_REQUIRED ACTION A_.
In the article on the Cisco Secure Workload vulnerability:
(i) Under what CVE number is the vulnerability registered?
(ii) Which release contains the fix for Secure Workload version 4.0?
(iii) According to Cisco, how was the vulnerability discovered?
_REQUIRED ACTION B_. Which Secure Workload version and release numbers appear in the article on the Cisco Secure Workload vulnerability? List every one.

_EXCERPT PROVIDED_.
● ● ● ●

Cisco warns of a critical vulnerability in Secure Workload that grants attackers full Site Admin privileges without authentication. The bug scores a maximum of 10.0 on the CVSS scale and affects both SaaS and on-premises environments. No workarounds are available.
The vulnerability, registered as CVE-2026-20223, resides in the internal REST API endpoints of Cisco Secure Workload Cluster Software. The issue arises from insufficient validation and authentication checks. Attackers do not need to use login credentials and can gain access to the system using specially crafted API calls.
Successful attacks allow attackers to read sensitive information and make configuration changes across tenant boundaries. This occurs with the privileges of the Site Admin user, according to Cisco’s security advisory.
Cross-tenant risks
The bug affects internal REST APIs rather than the web management interface. For administrators, that distinction offers little comfort, as The Register reports. The article rightly notes that cross-tenant vulnerabilities are particularly concerning because they undermine the assumption that tenants could never inherit each other’s compromises.
Cisco emphasizes that no workarounds currently exist. Customers must install releases containing the fix to fully resolve the issue. Version 3.10.8.3 resolves the issue for Secure Workload 3.10, while 4.0.3.17 contains the fix for version 4.0. Users of 3.9 or older must migrate to a supported version.
Internal discovery, no active exploitation
There is a glimmer of hope that the exploitation is and remains theoretical. Cisco reports that the vulnerability was discovered during internal testing. There are no indications of active exploitation. Nevertheless, bugs with a 10.0 severity score that do not require authentication rarely remain undiscovered for long. Cisco’s cloud-based SaaS implementations have since been patched and require no action from customers.
The vulnerability comes less than a week after Cisco disclosed another critical vulnerability in SD-WAN systems. That bug allowed attackers to grant themselves admin privileges. It adds to an increasingly long list of high-severity Cisco vulnerabilities over the past year. Incidentally, Cisco is far from the only company seeing a sharp increase in such reports. That need not necessarily be bad news, as it is possible that more vulnerabilities are being discovered than ever before as a percentage of the total number of cyber threats.

● ● ● ●

_INFORMATION_.
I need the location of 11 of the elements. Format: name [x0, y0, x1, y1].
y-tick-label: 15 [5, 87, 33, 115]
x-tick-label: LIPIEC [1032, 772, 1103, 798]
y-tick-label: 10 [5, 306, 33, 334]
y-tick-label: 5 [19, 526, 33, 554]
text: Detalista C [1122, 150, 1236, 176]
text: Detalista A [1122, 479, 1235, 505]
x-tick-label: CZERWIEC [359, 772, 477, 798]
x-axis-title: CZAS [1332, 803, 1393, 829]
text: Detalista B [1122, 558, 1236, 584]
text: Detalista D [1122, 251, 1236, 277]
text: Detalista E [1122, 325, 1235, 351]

● ● ● ●

_WORKED SOLUTION A_.
(i) CVE-2026-20223
(ii) 4.0.3.17
(iii) During internal testing

_WORKED SOLUTION B_.
3.10
3.10.8.3
4.0
4.0.3.17
3.9